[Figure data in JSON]
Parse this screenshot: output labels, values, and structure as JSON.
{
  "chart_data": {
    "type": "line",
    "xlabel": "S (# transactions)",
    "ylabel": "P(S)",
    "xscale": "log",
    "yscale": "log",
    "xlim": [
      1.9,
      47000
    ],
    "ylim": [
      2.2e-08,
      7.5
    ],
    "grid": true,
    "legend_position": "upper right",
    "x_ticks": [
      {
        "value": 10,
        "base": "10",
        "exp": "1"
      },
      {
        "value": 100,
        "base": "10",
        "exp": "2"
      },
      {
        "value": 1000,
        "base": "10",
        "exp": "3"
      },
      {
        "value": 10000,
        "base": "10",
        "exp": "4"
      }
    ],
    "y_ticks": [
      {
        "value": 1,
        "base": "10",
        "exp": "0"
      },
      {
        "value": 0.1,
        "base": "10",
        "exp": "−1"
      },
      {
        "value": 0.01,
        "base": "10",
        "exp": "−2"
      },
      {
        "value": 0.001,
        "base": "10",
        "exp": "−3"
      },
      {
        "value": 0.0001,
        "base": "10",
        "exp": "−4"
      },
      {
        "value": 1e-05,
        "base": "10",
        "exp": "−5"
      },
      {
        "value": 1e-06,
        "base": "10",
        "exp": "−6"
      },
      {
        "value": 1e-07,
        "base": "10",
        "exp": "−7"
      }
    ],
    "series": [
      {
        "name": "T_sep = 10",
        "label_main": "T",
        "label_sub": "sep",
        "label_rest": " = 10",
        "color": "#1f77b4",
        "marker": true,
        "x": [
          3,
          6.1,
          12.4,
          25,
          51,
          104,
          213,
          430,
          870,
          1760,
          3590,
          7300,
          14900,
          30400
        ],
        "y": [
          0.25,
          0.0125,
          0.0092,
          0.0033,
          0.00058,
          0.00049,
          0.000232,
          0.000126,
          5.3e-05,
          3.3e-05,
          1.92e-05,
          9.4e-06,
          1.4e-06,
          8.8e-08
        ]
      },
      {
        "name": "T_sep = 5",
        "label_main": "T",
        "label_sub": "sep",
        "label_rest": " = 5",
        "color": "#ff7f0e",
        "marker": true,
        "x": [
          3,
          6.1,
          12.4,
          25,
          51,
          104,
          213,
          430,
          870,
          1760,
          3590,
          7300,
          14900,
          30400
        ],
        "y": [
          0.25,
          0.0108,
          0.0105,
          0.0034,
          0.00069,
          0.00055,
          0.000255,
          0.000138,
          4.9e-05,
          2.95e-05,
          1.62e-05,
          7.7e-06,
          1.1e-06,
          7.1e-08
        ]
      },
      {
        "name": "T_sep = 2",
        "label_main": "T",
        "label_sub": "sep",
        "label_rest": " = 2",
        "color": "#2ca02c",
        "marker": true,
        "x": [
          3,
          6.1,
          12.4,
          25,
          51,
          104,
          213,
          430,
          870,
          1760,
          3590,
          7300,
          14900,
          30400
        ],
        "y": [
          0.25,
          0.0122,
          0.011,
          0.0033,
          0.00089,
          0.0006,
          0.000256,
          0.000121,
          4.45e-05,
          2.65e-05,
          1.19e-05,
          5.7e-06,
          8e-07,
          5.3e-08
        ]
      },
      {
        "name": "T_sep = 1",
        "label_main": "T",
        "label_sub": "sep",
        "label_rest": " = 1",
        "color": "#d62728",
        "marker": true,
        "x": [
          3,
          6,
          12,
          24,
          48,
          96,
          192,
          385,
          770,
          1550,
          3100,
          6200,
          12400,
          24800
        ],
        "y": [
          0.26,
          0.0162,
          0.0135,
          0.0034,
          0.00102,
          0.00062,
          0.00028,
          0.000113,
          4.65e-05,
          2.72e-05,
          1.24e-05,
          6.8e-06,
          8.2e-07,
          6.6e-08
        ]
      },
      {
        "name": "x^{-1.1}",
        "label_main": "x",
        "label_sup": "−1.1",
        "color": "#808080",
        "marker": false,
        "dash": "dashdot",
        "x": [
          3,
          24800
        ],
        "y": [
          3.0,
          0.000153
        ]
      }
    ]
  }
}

(Aim of the exercise) Filter the data, keeping only the lines that contain "color".

(Worked solution)
        "color": "#1f77b4",
        "color": "#ff7f0e",
        "color": "#2ca02c",
        "color": "#d62728",
        "color": "#808080",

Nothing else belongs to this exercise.